■ **Exercise brief**:
In the data that follows, count the lines in which the word "июня" occurs, and report that figure alone.

■ **Data for the task**:
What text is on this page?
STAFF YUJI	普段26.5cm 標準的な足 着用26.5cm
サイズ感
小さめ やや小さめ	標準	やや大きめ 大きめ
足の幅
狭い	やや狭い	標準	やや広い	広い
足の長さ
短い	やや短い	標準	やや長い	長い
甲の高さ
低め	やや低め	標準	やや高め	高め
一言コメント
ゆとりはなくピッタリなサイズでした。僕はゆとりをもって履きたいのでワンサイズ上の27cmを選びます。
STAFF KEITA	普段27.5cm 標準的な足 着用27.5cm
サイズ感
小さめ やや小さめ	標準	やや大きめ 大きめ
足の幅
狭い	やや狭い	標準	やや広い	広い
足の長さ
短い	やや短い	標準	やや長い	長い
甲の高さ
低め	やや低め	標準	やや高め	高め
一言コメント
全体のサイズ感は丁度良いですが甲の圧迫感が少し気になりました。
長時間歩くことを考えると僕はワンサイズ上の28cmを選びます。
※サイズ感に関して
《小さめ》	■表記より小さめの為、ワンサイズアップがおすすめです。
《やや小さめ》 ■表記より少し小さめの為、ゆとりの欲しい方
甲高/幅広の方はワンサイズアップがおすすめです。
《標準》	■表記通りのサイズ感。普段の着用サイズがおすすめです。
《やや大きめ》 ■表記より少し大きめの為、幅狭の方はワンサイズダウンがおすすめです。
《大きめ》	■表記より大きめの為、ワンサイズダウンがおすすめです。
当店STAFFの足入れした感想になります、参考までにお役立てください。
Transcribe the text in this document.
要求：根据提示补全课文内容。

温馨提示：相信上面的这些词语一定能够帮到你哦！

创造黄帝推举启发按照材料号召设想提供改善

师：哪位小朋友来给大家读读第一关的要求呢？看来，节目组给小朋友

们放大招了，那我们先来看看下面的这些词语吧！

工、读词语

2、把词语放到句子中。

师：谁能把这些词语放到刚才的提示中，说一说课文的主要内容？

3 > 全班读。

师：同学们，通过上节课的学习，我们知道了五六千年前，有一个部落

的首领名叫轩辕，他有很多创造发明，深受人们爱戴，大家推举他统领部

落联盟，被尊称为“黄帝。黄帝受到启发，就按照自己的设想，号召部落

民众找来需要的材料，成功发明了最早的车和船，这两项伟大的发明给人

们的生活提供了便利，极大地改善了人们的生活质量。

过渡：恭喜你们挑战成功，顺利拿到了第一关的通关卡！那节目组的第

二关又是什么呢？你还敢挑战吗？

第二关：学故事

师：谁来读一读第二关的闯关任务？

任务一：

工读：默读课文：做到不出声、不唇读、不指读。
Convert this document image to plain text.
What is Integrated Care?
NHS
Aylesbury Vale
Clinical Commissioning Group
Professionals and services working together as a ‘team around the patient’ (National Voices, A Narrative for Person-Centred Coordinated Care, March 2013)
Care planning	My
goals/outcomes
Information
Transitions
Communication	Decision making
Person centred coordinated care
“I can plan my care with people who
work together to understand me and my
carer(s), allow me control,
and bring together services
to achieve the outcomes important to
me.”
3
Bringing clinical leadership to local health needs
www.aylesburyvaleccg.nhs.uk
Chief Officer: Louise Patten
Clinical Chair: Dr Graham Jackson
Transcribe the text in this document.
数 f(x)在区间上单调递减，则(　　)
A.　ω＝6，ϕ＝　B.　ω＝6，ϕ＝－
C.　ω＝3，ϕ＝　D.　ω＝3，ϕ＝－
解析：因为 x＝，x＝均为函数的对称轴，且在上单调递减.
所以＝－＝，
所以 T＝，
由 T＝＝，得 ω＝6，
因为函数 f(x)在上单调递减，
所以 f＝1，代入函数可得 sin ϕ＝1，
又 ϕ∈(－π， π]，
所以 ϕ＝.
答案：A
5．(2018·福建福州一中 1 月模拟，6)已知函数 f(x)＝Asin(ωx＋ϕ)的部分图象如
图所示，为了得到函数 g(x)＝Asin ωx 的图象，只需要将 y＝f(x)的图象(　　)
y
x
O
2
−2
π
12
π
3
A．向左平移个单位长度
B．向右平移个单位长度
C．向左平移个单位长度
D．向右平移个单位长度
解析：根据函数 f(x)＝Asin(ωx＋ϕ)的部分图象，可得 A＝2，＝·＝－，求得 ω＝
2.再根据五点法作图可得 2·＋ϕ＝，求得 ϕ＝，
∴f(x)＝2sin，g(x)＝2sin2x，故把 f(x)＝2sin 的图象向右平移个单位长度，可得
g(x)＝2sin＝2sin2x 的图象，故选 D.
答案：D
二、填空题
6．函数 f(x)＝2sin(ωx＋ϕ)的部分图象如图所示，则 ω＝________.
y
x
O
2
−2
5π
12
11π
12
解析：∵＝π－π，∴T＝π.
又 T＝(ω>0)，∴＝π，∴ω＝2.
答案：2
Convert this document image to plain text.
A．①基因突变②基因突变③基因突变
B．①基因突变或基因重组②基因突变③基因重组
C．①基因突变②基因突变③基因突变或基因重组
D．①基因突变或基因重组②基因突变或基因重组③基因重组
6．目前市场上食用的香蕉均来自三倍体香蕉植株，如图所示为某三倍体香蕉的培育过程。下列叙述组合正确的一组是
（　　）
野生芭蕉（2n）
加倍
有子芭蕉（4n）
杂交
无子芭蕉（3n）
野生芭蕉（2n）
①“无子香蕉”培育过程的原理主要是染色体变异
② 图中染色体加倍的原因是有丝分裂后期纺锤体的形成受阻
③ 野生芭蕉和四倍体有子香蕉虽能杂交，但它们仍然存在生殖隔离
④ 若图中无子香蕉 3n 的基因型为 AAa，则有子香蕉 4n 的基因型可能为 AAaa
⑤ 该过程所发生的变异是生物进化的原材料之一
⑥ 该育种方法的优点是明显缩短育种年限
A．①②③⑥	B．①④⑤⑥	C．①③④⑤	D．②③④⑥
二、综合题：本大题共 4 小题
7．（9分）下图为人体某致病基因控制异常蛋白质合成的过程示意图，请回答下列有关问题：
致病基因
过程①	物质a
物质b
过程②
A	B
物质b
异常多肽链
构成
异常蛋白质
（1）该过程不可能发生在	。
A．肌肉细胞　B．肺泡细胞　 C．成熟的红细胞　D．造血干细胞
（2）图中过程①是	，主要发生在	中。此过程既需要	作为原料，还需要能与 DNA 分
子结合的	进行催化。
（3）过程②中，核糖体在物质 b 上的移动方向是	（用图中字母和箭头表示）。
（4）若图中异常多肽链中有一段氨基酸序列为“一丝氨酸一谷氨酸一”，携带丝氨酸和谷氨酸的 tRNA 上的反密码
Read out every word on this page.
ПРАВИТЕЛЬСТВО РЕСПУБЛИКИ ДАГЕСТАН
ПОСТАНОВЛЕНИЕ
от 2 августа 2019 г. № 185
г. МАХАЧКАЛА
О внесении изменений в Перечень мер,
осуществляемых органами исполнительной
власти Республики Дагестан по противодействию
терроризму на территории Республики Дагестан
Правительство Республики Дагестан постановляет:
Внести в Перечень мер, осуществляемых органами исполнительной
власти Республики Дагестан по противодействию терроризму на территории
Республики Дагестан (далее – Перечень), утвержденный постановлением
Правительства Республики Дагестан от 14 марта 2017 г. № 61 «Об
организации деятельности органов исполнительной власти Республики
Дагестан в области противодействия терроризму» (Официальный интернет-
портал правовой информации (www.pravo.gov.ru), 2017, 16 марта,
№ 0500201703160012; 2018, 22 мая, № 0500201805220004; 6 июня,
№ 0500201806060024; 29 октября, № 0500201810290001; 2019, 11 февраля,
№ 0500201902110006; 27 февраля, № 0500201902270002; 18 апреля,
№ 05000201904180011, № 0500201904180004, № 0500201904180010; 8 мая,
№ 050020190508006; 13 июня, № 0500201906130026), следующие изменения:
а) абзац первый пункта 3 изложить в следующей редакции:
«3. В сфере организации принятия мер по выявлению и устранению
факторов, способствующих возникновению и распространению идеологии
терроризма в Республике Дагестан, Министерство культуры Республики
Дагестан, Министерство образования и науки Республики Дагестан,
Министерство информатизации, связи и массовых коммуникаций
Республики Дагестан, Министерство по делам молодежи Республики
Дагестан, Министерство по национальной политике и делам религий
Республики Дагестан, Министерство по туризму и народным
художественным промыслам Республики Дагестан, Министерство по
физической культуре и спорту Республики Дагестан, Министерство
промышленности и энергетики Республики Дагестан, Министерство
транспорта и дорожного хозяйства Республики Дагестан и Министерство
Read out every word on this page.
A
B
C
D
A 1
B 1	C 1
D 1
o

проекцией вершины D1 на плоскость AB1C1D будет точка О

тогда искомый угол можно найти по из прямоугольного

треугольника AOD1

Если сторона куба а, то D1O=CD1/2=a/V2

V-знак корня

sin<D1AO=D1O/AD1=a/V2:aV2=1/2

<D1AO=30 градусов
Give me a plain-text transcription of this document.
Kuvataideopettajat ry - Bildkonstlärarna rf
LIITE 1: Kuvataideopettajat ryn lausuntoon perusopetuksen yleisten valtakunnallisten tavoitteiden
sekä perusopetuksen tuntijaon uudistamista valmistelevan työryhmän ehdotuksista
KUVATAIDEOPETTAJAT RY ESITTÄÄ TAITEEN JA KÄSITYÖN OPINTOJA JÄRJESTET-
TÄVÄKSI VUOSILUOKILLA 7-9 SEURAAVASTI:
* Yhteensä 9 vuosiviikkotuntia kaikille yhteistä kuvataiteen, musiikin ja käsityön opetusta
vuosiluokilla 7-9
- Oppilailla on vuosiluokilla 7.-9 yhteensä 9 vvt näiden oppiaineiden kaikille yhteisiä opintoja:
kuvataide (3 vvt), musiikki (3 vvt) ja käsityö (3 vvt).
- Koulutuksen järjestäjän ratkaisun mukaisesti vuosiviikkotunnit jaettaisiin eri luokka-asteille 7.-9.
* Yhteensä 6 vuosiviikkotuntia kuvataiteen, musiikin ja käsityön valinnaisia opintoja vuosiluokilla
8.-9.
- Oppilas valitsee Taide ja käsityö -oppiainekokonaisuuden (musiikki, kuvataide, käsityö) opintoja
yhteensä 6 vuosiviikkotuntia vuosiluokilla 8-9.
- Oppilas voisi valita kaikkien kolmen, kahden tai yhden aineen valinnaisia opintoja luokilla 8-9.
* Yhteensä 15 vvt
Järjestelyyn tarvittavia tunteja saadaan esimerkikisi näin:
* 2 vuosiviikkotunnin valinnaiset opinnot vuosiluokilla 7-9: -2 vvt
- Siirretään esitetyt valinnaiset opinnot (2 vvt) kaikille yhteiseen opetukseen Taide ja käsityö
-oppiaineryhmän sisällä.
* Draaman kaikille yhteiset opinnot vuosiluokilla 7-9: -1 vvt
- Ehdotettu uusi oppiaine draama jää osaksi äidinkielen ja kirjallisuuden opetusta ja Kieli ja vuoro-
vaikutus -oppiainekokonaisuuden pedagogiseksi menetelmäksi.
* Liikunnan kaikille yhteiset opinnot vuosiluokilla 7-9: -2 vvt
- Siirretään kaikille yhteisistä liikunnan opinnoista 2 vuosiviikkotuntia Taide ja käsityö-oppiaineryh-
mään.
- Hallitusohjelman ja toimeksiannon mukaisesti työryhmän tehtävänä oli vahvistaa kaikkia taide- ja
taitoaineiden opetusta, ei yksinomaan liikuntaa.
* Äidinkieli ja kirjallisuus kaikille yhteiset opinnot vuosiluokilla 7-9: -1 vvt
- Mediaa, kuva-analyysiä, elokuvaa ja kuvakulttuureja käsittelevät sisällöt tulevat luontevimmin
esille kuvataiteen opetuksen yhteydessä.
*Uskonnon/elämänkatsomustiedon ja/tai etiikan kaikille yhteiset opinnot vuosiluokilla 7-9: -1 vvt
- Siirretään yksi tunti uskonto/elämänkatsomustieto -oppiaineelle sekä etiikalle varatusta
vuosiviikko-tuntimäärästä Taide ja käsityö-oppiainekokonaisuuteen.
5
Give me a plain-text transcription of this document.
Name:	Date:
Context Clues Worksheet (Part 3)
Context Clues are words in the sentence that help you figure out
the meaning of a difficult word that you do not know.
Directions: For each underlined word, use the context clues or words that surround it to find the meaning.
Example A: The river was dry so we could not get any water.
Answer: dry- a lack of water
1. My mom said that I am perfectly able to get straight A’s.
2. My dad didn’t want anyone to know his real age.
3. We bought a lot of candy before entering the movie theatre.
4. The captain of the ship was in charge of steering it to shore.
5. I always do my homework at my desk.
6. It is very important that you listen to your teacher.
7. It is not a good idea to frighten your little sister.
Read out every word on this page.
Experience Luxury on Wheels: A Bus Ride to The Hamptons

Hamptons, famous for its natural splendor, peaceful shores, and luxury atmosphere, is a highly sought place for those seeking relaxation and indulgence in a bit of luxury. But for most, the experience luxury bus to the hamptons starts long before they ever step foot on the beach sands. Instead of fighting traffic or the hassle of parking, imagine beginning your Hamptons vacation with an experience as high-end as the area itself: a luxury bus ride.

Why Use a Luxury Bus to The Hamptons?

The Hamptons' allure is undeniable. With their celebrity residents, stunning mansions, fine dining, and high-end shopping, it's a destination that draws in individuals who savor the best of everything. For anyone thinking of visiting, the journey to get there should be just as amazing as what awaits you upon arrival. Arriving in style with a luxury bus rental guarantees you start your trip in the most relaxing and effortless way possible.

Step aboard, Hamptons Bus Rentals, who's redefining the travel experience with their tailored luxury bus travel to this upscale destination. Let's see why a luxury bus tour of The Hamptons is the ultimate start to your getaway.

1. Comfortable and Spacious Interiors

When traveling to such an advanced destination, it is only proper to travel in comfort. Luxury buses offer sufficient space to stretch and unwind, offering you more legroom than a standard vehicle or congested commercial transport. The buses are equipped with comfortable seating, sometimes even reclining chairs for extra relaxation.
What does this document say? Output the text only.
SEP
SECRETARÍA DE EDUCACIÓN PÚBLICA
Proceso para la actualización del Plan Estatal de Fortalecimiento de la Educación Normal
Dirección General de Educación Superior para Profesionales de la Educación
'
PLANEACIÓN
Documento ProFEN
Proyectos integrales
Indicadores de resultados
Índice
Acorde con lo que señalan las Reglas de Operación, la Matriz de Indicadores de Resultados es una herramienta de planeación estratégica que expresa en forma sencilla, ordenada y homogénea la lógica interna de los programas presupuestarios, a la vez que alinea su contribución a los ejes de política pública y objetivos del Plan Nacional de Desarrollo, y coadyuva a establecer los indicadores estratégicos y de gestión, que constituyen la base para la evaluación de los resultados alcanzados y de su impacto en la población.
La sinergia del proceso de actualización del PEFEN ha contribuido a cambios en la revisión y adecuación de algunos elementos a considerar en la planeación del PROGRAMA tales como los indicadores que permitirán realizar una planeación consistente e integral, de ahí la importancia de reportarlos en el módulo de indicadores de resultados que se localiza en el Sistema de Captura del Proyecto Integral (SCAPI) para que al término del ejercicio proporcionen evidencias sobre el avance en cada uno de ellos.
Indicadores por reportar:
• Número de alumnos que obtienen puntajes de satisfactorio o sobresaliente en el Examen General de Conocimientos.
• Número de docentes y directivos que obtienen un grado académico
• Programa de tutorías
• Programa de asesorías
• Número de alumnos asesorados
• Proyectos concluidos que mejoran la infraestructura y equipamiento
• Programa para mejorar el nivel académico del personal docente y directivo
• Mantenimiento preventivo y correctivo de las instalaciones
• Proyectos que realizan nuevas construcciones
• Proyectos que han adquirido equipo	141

■ **Final result**:
2